**Problem details:** The listing below is to be output in its exact form.

*** Records shown ***

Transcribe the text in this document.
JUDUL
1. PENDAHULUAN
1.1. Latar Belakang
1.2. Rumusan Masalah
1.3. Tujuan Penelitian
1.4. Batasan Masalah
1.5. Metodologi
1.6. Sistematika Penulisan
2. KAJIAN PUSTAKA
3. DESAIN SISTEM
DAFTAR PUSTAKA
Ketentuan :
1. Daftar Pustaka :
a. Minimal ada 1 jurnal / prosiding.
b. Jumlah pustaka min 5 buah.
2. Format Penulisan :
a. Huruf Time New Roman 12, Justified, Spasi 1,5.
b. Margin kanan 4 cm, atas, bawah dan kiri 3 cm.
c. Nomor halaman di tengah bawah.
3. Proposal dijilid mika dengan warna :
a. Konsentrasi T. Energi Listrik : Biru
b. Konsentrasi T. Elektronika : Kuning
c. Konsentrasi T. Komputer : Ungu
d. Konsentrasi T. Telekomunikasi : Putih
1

***

**Task output:**
Transcribe the text in this document.
JUDUL
1. PENDAHULUAN
1.1. Latar Belakang
1.2. Rumusan Masalah
1.3. Tujuan Penelitian
1.4. Batasan Masalah
1.5. Metodologi
1.6. Sistematika Penulisan
2. KAJIAN PUSTAKA
3. DESAIN SISTEM
DAFTAR PUSTAKA
Ketentuan :
1. Daftar Pustaka :
a. Minimal ada 1 jurnal / prosiding.
b. Jumlah pustaka min 5 buah.
2. Format Penulisan :
a. Huruf Time New Roman 12, Justified, Spasi 1,5.
b. Margin kanan 4 cm, atas, bawah dan kiri 3 cm.
c. Nomor halaman di tengah bawah.
3. Proposal dijilid mika dengan warna :
a. Konsentrasi T. Energi Listrik : Biru
b. Konsentrasi T. Elektronika : Kuning
c. Konsentrasi T. Komputer : Ungu
d. Konsentrasi T. Telekomunikasi : Putih
1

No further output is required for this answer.